Consider the records below. How many of their lines include the word "Tale"? State the number and nothing else.

* **RECORDS FOR THIS TASK**
====

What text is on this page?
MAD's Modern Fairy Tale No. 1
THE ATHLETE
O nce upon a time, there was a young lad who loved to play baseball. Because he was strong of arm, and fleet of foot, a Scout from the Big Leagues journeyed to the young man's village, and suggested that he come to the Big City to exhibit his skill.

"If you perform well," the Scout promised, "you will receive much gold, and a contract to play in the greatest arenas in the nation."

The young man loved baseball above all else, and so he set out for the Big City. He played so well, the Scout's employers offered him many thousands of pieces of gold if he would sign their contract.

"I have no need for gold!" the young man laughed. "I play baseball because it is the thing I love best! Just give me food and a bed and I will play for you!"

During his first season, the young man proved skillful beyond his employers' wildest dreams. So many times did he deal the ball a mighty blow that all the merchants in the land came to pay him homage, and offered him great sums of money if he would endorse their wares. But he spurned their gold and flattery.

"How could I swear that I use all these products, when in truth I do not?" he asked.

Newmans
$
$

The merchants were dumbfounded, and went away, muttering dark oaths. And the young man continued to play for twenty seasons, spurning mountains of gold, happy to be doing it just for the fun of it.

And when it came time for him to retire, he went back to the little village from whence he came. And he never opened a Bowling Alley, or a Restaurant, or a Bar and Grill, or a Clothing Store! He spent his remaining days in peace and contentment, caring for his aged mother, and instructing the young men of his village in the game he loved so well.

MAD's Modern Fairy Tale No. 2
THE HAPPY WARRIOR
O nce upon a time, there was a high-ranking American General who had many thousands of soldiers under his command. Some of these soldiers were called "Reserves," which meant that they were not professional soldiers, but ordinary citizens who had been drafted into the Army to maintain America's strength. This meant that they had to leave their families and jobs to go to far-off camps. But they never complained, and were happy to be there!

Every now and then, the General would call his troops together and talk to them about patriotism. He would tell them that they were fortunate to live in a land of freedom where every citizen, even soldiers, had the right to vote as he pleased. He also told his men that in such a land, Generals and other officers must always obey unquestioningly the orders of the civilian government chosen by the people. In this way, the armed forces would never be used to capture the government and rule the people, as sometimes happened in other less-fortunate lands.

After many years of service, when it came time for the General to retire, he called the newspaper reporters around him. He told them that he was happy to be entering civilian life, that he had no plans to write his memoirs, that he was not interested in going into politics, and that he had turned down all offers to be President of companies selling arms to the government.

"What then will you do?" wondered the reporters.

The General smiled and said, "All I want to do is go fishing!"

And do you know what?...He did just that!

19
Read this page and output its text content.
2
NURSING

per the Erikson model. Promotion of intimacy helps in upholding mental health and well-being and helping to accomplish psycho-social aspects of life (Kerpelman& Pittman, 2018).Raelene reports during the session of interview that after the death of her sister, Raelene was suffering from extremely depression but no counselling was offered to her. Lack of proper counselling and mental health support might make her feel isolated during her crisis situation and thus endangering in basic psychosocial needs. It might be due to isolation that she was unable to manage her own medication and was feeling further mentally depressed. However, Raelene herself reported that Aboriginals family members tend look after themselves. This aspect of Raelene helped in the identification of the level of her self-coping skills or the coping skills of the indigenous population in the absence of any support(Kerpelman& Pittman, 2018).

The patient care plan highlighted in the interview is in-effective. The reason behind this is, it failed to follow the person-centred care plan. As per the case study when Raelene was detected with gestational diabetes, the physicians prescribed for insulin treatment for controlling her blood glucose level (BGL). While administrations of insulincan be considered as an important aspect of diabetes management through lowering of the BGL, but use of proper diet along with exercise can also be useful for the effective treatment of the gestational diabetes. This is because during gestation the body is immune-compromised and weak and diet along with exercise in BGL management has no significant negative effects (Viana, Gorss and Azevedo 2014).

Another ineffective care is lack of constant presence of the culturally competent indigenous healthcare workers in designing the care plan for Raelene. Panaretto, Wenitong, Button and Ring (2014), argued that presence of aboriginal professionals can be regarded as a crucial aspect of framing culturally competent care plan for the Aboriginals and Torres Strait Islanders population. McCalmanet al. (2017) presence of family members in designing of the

====

* **RESULT BELOW**
2